● **Your instructions**
Within the listing below, locate all lines containing the word "rapports". Copy each one.

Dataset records
=-=-=-=-=

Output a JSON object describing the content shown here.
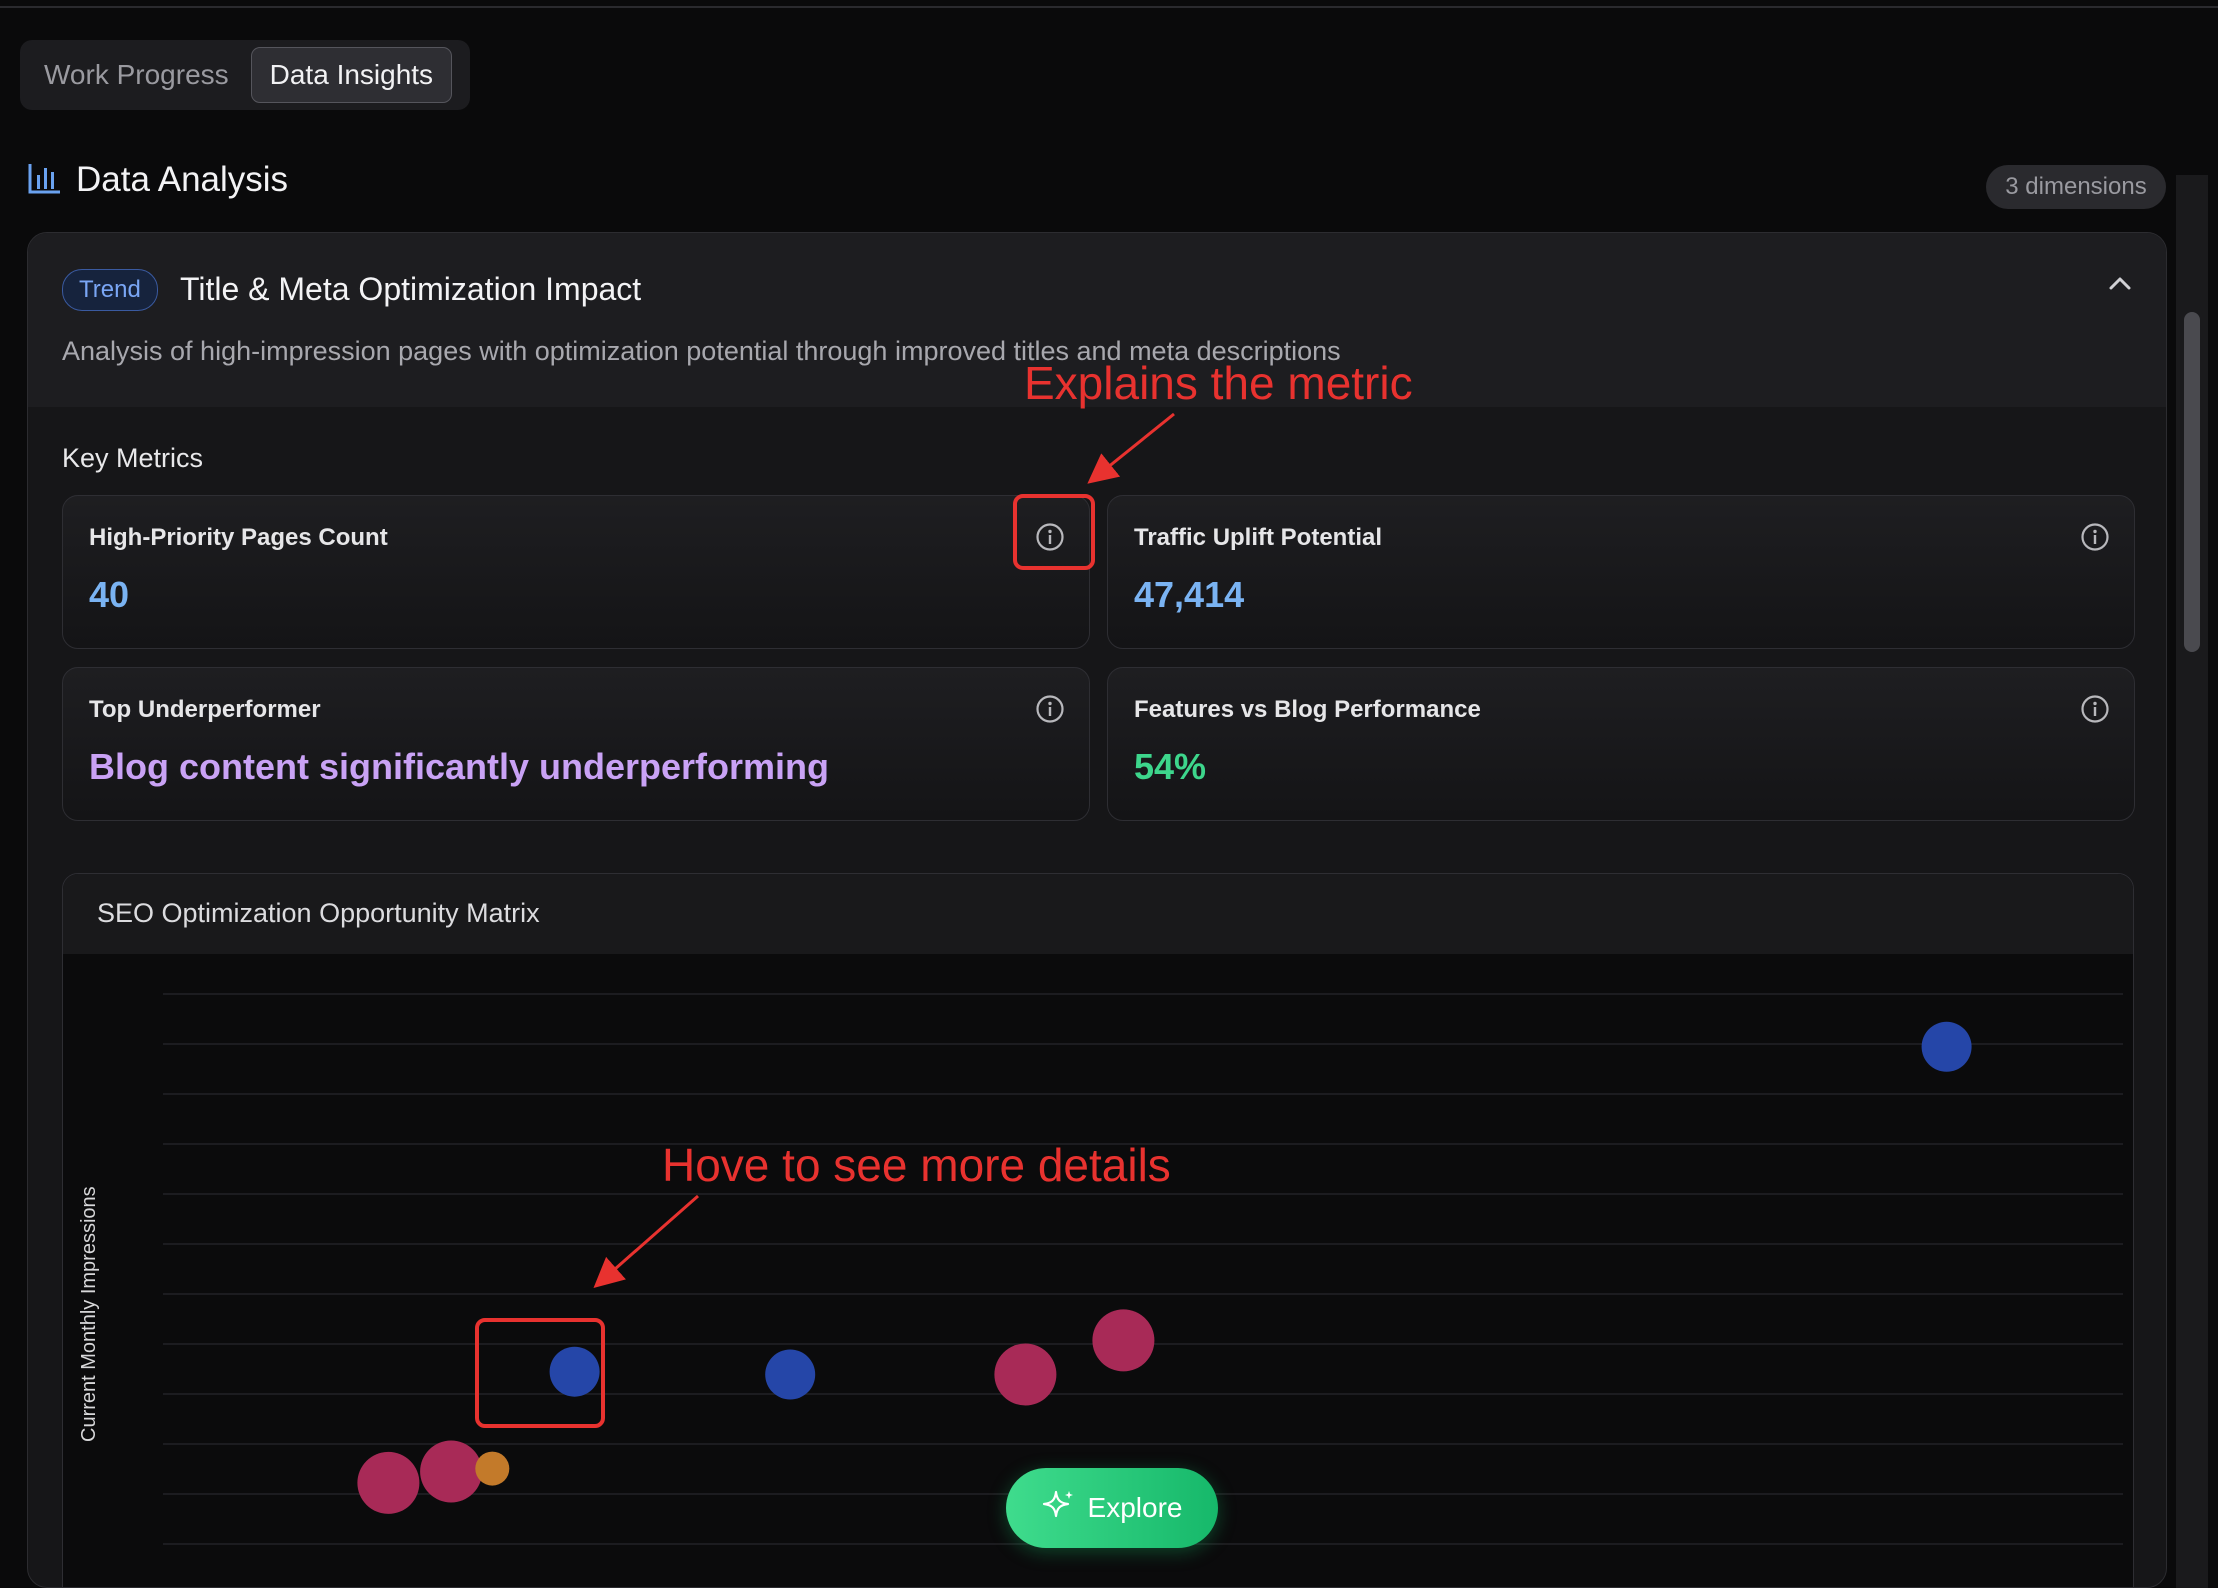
{
  "tabs": [
    {
      "label": "Work Progress",
      "active": false
    },
    {
      "label": "Data Insights",
      "active": true
    }
  ],
  "section": {
    "title": "Data Analysis",
    "icon": "bar-chart-icon",
    "dimensions_badge": "3 dimensions"
  },
  "card": {
    "badge": "Trend",
    "title": "Title & Meta Optimization Impact",
    "description": "Analysis of high-impression pages with optimization potential through improved titles and meta descriptions",
    "key_metrics_label": "Key Metrics",
    "metrics": [
      {
        "label": "High-Priority Pages Count",
        "value": "40",
        "value_color": "#7ab3f2"
      },
      {
        "label": "Traffic Uplift Potential",
        "value": "47,414",
        "value_color": "#7ab3f2"
      },
      {
        "label": "Top Underperformer",
        "value": "Blog content significantly underperforming",
        "value_color": "#c9a2f5"
      },
      {
        "label": "Features vs Blog Performance",
        "value": "54%",
        "value_color": "#3dd68c"
      }
    ]
  },
  "chart_data": {
    "type": "scatter",
    "title": "SEO Optimization Opportunity Matrix",
    "ylabel": "Current Monthly Impressions",
    "xlabel": "",
    "grid": true,
    "ylim": [
      0,
      1
    ],
    "xlim": [
      0,
      1
    ],
    "points": [
      {
        "x": 0.91,
        "y": 0.96,
        "size": "medium",
        "color": "#2546a8"
      },
      {
        "x": 0.21,
        "y": 0.39,
        "size": "medium",
        "color": "#2546a8"
      },
      {
        "x": 0.32,
        "y": 0.385,
        "size": "medium",
        "color": "#2546a8"
      },
      {
        "x": 0.44,
        "y": 0.385,
        "size": "large",
        "color": "#a82a57"
      },
      {
        "x": 0.49,
        "y": 0.445,
        "size": "large",
        "color": "#a82a57"
      },
      {
        "x": 0.115,
        "y": 0.195,
        "size": "large",
        "color": "#a82a57"
      },
      {
        "x": 0.147,
        "y": 0.215,
        "size": "large",
        "color": "#a82a57"
      },
      {
        "x": 0.168,
        "y": 0.22,
        "size": "small",
        "color": "#c37a2a"
      }
    ]
  },
  "explore": {
    "label": "Explore"
  },
  "annotations": {
    "metric_note": "Explains the metric",
    "hover_note": "Hove to see more details"
  },
  "colors": {
    "accent_blue": "#7ab3f2",
    "annotation_red": "#e8322f",
    "explore_green": "#22c97a"
  }
}
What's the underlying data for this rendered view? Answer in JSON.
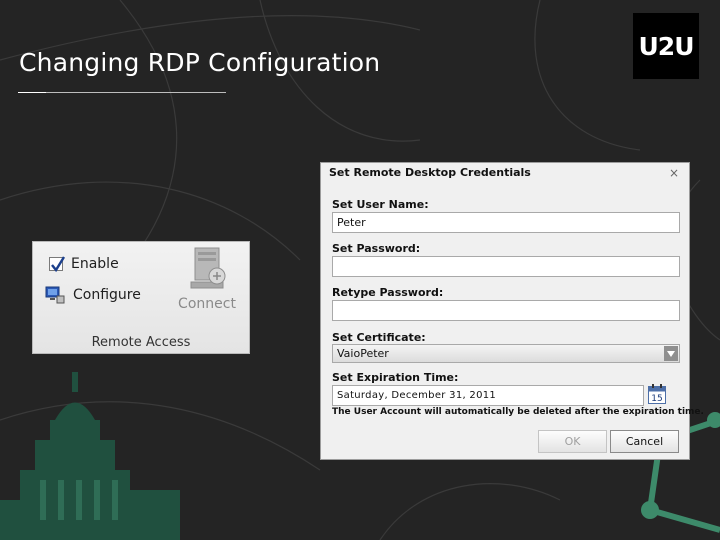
{
  "slide": {
    "title": "Changing RDP Configuration",
    "logo": "U2U"
  },
  "ribbon": {
    "enable_label": "Enable",
    "enable_checked": true,
    "configure_label": "Configure",
    "connect_label": "Connect",
    "group_label": "Remote Access",
    "icons": [
      "checkbox-icon",
      "configure-icon",
      "connect-computer-icon"
    ]
  },
  "dialog": {
    "title": "Set Remote Desktop Credentials",
    "close_glyph": "×",
    "username_label": "Set User Name:",
    "username_value": "Peter",
    "password_label": "Set Password:",
    "password_value": "",
    "retype_label": "Retype Password:",
    "retype_value": "",
    "certificate_label": "Set Certificate:",
    "certificate_value": "VaioPeter",
    "expiration_label": "Set Expiration Time:",
    "expiration_value": "Saturday, December 31, 2011",
    "calendar_day": "15",
    "hint": "The User Account will automatically be deleted after the expiration time.",
    "ok_label": "OK",
    "cancel_label": "Cancel"
  },
  "colors": {
    "background": "#242424",
    "dialog_bg": "#f0f0f0",
    "accent_green": "#3d8a6a",
    "logo_bg": "#000000"
  }
}
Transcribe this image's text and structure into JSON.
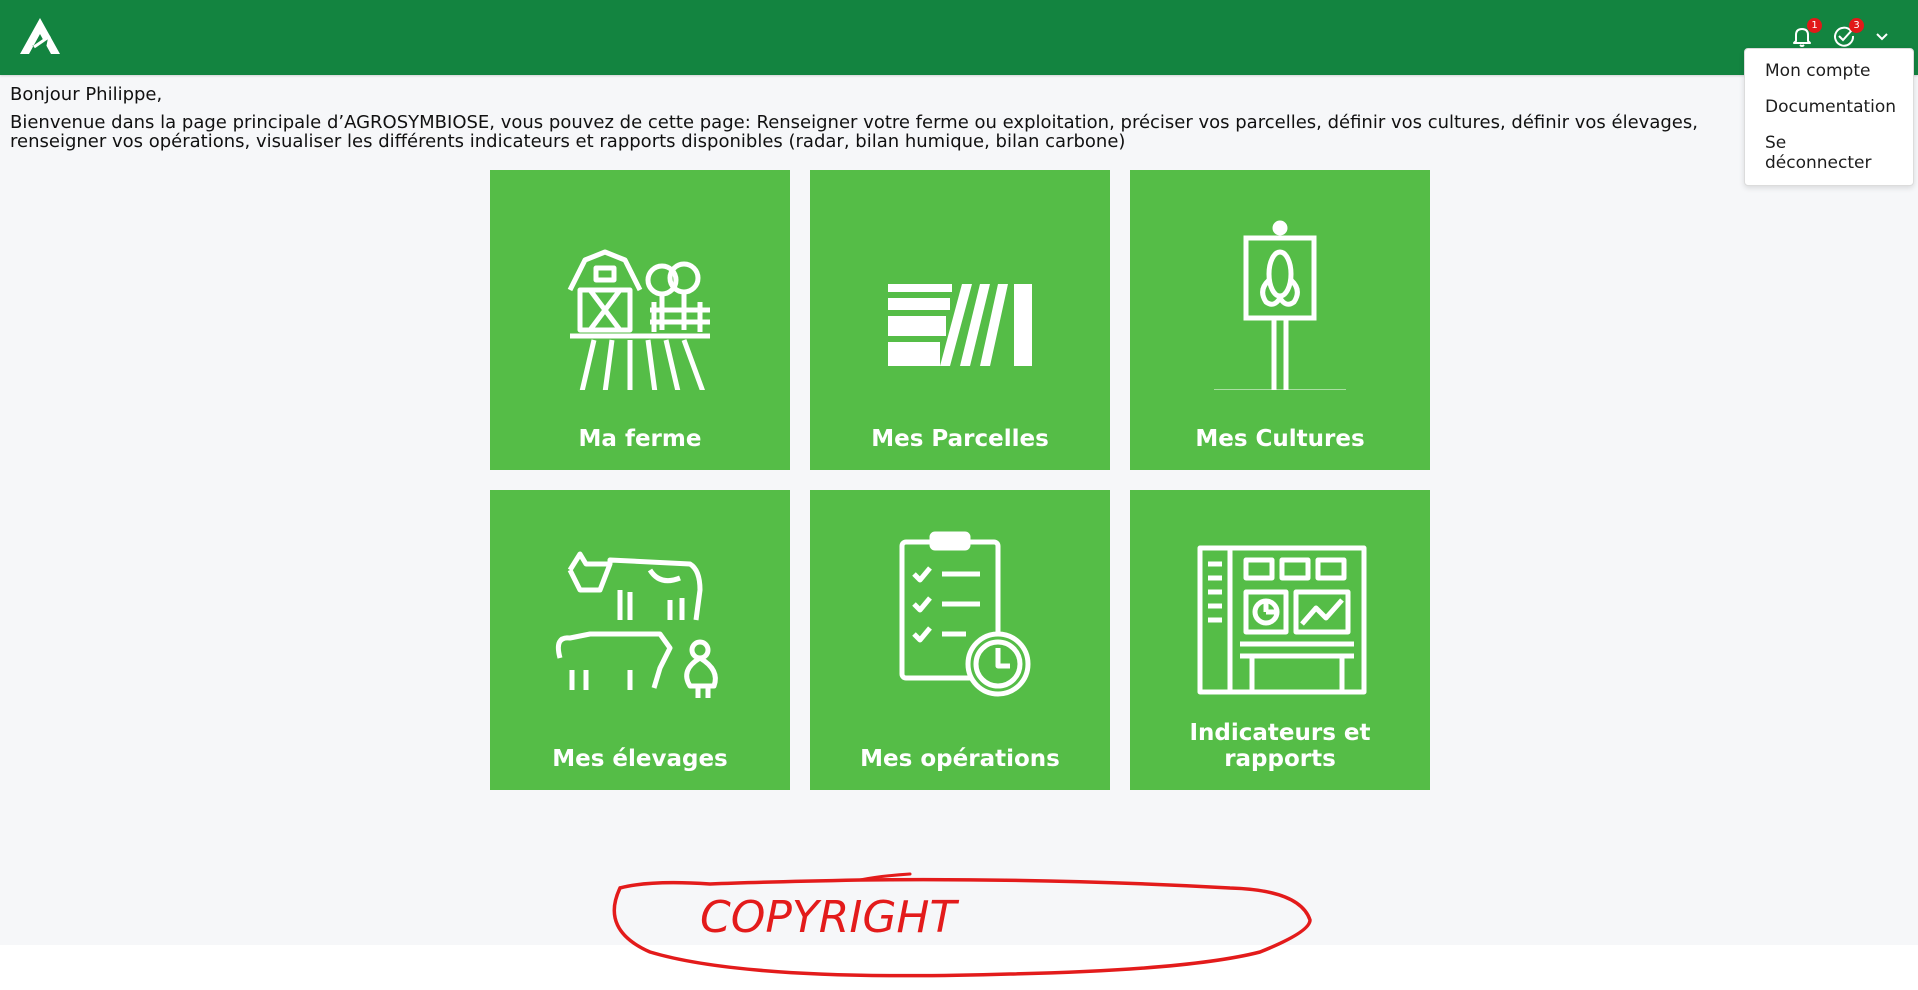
{
  "header": {
    "notifications_badge": "1",
    "tasks_badge": "3"
  },
  "menu": {
    "items": [
      "Mon compte",
      "Documentation",
      "Se déconnecter"
    ]
  },
  "main": {
    "greeting": "Bonjour Philippe,",
    "intro": "Bienvenue dans la page principale d’AGROSYMBIOSE, vous pouvez de cette page: Renseigner votre ferme ou exploitation, préciser vos parcelles, définir vos cultures, définir vos élevages, renseigner vos opérations, visualiser les différents indicateurs et rapports disponibles (radar, bilan humique, bilan carbone)",
    "tiles": [
      {
        "label": "Ma ferme",
        "icon": "farm-icon"
      },
      {
        "label": "Mes Parcelles",
        "icon": "parcels-icon"
      },
      {
        "label": "Mes Cultures",
        "icon": "crop-sign-icon"
      },
      {
        "label": "Mes élevages",
        "icon": "livestock-icon"
      },
      {
        "label": "Mes opérations",
        "icon": "checklist-clock-icon"
      },
      {
        "label": "Indicateurs et rapports",
        "icon": "dashboard-icon"
      }
    ]
  },
  "overlay": {
    "handwritten": "COPYRIGHT"
  },
  "colors": {
    "header": "#138440",
    "tile": "#55bd47",
    "badge": "#e11919",
    "annotation": "#e31b1b"
  }
}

=-=-=-=-=

● **Finished answer**
    "intro": "Bienvenue dans la page principale d’AGROSYMBIOSE, vous pouvez de cette page: Renseigner votre ferme ou exploitation, préciser vos parcelles, définir vos cultures, définir vos élevages, renseigner vos opérations, visualiser les différents indicateurs et rapports disponibles (radar, bilan humique, bilan carbone)",
        "label": "Indicateurs et rapports",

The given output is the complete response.